EXERCISE OBJECTIVE: Identify the lines bearing the string "changes" and gather them.

(Stored data)
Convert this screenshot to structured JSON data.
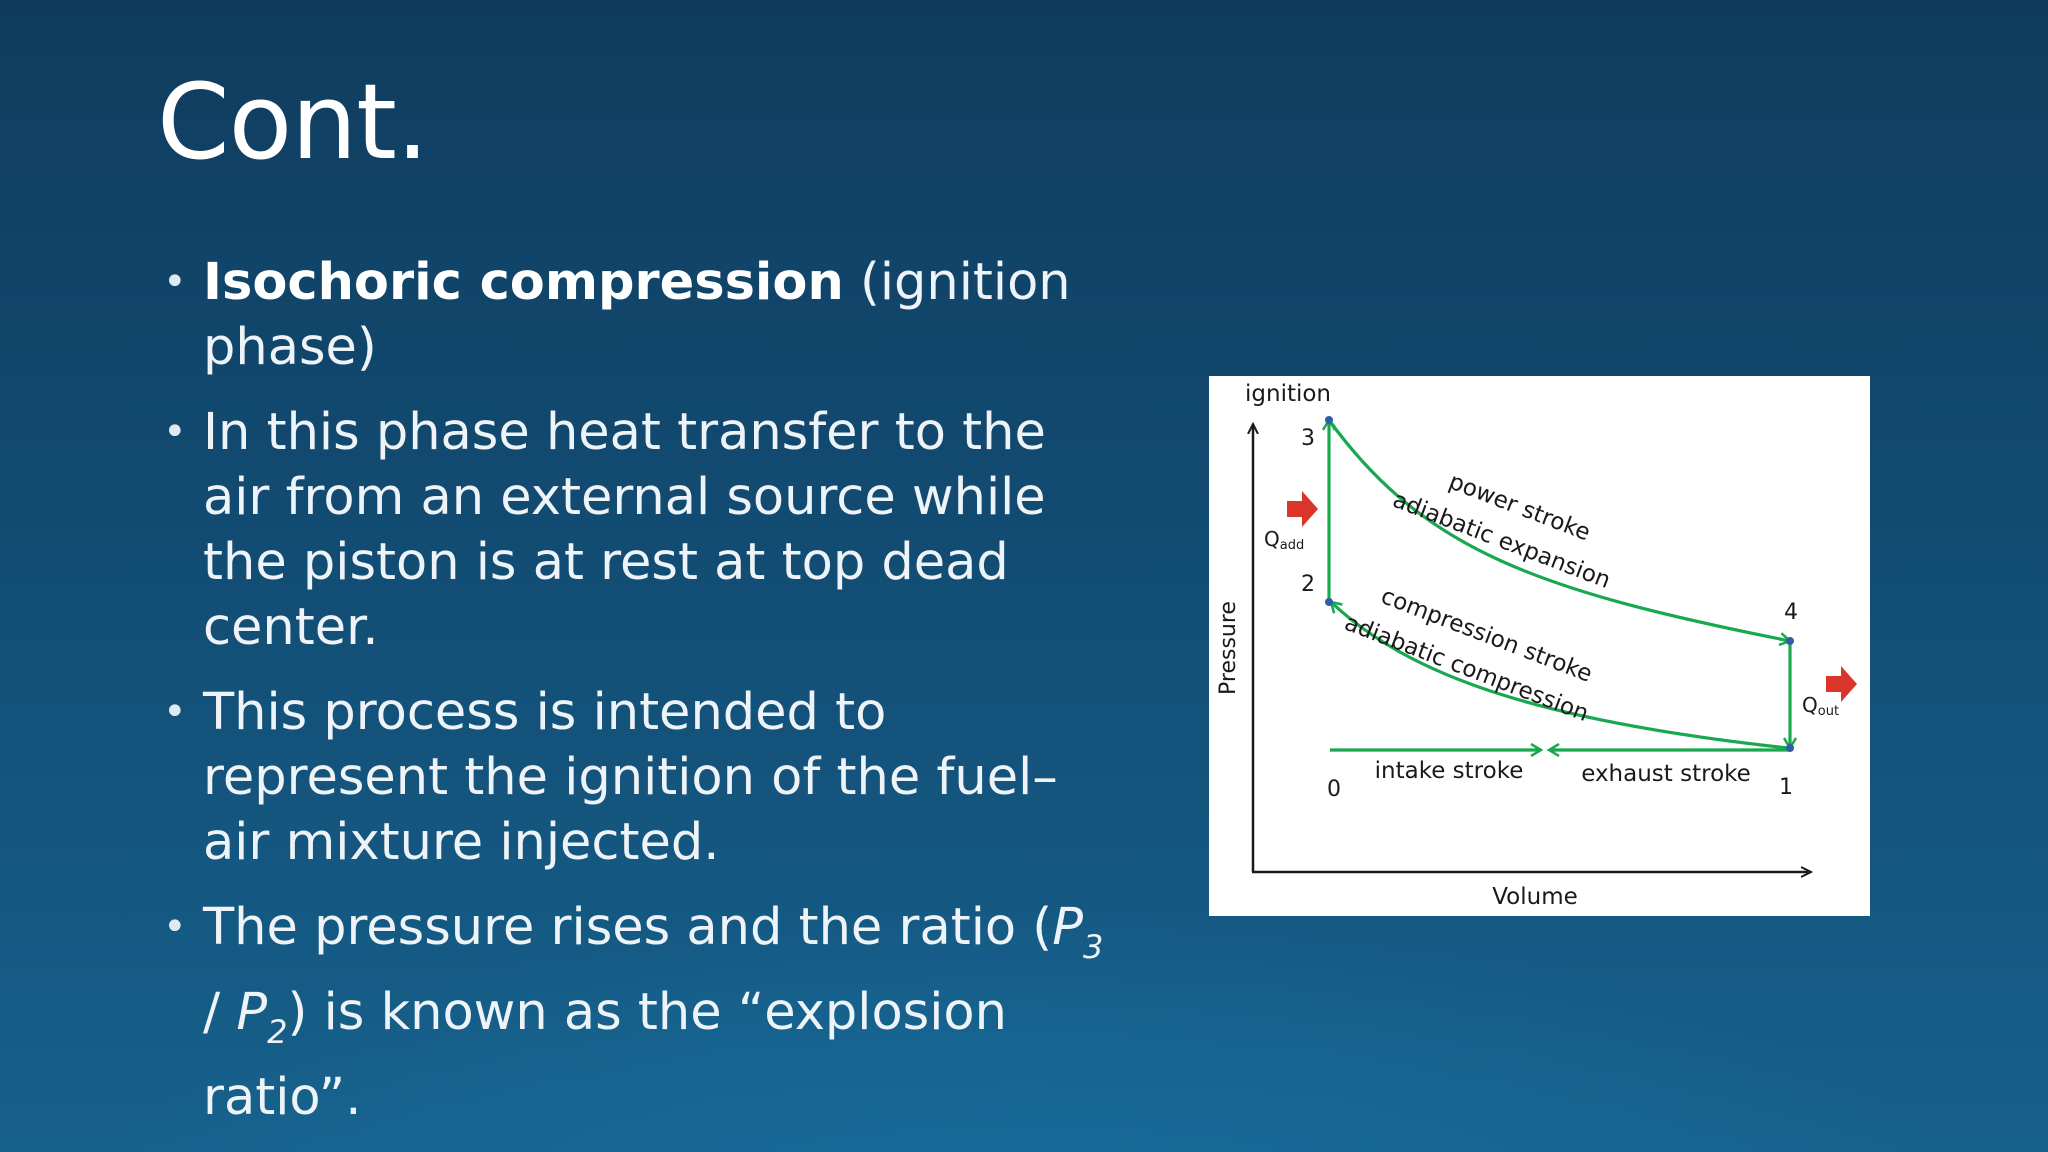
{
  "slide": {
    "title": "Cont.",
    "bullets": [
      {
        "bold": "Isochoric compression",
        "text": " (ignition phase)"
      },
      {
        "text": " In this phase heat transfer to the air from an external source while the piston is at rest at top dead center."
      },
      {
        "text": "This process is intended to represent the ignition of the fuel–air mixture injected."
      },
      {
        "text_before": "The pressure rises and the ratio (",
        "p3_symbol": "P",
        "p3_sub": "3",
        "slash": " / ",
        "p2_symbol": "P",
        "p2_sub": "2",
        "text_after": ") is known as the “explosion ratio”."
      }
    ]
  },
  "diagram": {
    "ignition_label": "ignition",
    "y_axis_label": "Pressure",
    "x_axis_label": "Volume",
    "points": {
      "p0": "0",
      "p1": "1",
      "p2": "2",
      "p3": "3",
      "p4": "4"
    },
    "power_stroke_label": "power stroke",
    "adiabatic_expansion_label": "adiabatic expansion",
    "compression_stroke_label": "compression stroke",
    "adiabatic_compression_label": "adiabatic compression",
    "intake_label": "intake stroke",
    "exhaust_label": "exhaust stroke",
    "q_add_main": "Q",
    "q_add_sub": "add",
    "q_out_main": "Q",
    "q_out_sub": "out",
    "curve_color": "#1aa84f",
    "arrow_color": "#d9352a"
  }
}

...

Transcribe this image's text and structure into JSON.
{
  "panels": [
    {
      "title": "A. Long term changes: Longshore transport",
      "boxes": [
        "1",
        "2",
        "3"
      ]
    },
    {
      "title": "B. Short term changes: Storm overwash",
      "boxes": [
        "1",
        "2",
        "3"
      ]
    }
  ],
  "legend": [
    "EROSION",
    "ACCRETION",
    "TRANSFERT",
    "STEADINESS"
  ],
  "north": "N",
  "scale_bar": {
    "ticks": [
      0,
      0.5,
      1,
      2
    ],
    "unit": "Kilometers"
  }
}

RESPONSE TO THE EXERCISE:
      "title": "A. Long term changes: Longshore transport",
      "title": "B. Short term changes: Storm overwash",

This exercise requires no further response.